> Exercise description
Check each line of the records below for the word "MailProject" and copy those where it appears.

> Records for this exercise
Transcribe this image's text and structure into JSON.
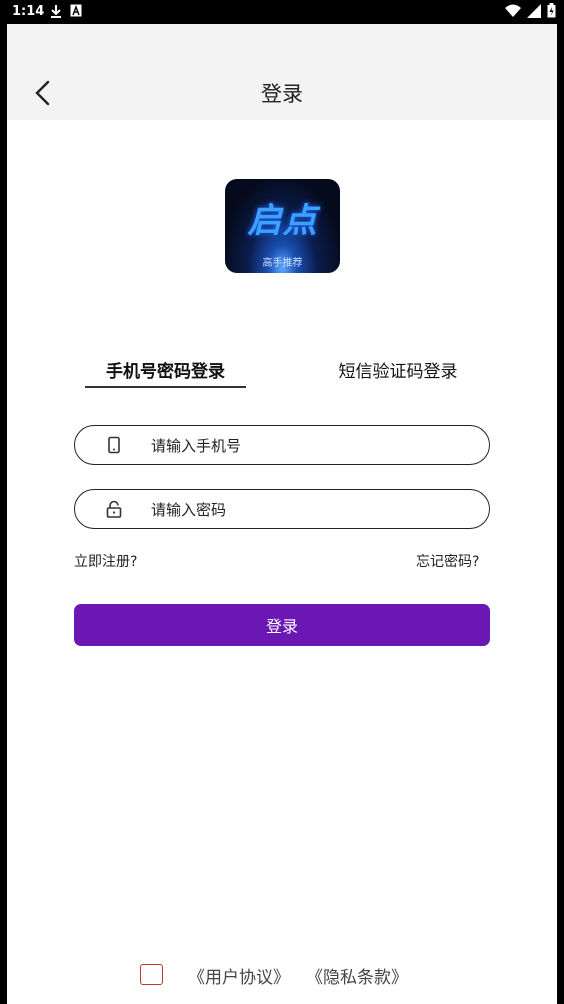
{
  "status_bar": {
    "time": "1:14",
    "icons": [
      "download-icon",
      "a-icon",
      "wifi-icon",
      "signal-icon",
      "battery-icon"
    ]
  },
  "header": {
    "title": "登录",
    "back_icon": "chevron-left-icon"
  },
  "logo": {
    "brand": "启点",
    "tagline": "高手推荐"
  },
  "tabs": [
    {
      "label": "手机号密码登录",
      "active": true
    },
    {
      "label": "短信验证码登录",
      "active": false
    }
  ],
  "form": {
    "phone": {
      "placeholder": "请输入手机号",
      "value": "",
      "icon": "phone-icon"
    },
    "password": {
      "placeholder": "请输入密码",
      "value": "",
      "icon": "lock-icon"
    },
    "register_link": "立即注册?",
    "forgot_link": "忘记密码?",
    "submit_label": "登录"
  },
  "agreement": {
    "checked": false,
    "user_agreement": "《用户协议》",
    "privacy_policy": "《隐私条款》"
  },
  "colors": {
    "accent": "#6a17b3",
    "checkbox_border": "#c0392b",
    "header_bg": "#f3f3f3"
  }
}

--

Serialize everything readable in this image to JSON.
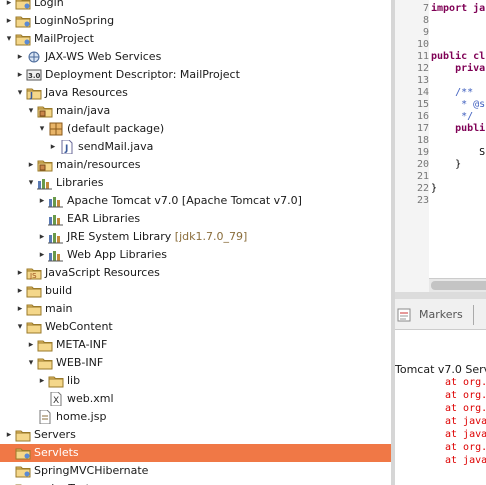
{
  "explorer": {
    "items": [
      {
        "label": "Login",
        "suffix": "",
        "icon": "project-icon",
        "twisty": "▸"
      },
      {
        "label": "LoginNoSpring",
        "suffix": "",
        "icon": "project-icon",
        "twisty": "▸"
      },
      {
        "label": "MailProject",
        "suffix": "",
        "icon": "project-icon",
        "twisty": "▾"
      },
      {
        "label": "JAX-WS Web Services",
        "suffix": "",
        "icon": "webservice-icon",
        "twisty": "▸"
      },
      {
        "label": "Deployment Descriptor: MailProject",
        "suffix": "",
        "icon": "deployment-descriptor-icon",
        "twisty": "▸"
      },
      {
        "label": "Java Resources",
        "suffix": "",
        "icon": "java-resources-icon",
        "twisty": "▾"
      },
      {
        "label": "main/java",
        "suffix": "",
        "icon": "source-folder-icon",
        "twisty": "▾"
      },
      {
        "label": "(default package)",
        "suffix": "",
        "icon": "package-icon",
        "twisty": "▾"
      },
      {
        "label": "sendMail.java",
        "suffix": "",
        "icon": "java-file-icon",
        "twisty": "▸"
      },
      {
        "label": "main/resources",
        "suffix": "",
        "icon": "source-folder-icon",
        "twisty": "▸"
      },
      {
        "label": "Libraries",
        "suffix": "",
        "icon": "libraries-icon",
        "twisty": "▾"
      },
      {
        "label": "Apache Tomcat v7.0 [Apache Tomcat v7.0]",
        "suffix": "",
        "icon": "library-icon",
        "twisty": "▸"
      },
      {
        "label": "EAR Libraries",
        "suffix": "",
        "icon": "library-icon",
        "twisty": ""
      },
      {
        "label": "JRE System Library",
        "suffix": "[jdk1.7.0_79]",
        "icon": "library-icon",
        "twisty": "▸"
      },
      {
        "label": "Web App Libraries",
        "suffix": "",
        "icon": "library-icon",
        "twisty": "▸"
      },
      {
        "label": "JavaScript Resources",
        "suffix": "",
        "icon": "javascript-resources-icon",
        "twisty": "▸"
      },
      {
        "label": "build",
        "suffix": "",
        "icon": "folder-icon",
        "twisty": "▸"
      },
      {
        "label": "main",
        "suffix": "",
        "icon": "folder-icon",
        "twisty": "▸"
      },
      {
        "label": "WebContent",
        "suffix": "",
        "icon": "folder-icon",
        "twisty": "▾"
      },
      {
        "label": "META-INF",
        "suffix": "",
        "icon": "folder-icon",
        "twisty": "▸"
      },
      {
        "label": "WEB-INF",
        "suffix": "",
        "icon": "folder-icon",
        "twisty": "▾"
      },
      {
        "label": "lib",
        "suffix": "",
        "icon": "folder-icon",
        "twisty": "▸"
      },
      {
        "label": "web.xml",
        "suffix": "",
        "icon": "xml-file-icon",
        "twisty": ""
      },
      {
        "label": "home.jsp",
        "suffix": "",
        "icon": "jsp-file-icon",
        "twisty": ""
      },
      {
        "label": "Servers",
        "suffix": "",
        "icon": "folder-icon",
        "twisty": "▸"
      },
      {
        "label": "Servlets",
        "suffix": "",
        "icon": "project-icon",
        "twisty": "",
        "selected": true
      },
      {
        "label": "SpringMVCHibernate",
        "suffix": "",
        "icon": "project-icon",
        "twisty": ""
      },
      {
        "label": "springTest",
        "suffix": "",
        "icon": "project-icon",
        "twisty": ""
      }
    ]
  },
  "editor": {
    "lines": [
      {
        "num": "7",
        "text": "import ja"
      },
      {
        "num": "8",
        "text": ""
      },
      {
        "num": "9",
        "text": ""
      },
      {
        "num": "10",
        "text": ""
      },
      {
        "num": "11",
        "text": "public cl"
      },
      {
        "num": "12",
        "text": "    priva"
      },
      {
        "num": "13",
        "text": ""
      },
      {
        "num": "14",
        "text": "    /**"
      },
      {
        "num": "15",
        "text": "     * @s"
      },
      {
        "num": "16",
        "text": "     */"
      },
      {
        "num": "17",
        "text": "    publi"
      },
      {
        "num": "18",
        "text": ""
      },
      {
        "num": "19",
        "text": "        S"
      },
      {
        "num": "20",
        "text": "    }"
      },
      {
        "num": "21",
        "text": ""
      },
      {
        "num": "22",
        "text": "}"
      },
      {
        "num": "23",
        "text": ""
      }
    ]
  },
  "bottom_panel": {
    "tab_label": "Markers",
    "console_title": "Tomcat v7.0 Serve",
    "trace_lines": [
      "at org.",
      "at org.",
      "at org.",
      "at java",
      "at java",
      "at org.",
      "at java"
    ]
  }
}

> Complete response
        "label": "MailProject",
        "label": "Deployment Descriptor: MailProject",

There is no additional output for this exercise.